Material for the task:

%%

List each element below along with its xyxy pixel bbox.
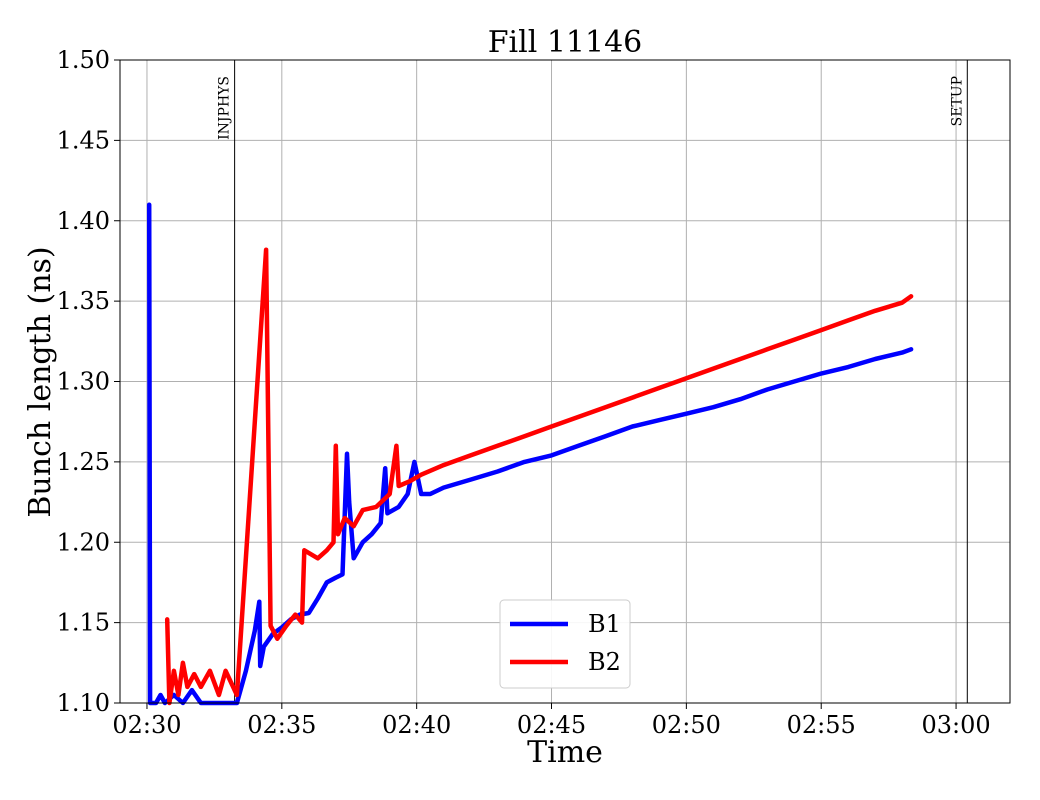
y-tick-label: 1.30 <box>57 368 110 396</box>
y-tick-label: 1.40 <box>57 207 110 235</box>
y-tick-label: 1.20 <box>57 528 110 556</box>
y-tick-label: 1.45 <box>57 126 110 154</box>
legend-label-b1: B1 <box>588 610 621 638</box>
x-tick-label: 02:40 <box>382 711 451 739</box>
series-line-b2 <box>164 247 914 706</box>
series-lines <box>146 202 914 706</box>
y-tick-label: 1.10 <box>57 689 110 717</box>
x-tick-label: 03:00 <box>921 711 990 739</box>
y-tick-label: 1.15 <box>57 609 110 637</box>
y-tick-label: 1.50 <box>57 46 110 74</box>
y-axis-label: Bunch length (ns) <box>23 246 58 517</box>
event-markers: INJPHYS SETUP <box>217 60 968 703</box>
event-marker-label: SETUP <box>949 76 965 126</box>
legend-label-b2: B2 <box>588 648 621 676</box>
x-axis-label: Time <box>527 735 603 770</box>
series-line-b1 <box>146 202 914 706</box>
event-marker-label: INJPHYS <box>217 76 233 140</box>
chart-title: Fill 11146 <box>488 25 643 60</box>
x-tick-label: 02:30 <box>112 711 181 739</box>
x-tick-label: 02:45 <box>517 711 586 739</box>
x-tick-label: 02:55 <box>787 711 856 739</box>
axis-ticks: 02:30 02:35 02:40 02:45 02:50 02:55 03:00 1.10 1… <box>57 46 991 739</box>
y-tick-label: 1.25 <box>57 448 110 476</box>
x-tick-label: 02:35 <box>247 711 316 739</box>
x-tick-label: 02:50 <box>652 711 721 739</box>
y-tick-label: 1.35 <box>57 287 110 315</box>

%%
%%

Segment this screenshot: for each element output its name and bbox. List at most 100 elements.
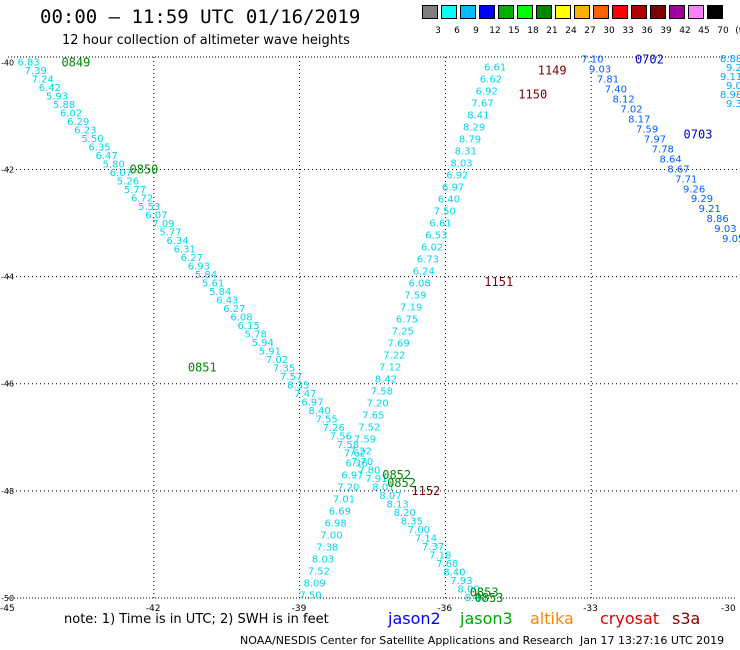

%%

Task goal: Quote the records from the line with "List each element" to the line with "y-axis-label: Bunch length", both included, leaving out the pictures.

Response for this exercise:
List each element below along with its xyxy pixel bbox.
y-tick-label: 1.30 <box>57 368 110 396</box>
y-tick-label: 1.40 <box>57 207 110 235</box>
y-tick-label: 1.20 <box>57 528 110 556</box>
y-tick-label: 1.45 <box>57 126 110 154</box>
legend-label-b1: B1 <box>588 610 621 638</box>
x-tick-label: 02:40 <box>382 711 451 739</box>
series-line-b2 <box>164 247 914 706</box>
series-lines <box>146 202 914 706</box>
y-tick-label: 1.10 <box>57 689 110 717</box>
x-tick-label: 03:00 <box>921 711 990 739</box>
y-tick-label: 1.15 <box>57 609 110 637</box>
y-tick-label: 1.50 <box>57 46 110 74</box>
y-axis-label: Bunch length (ns) <box>23 246 58 517</box>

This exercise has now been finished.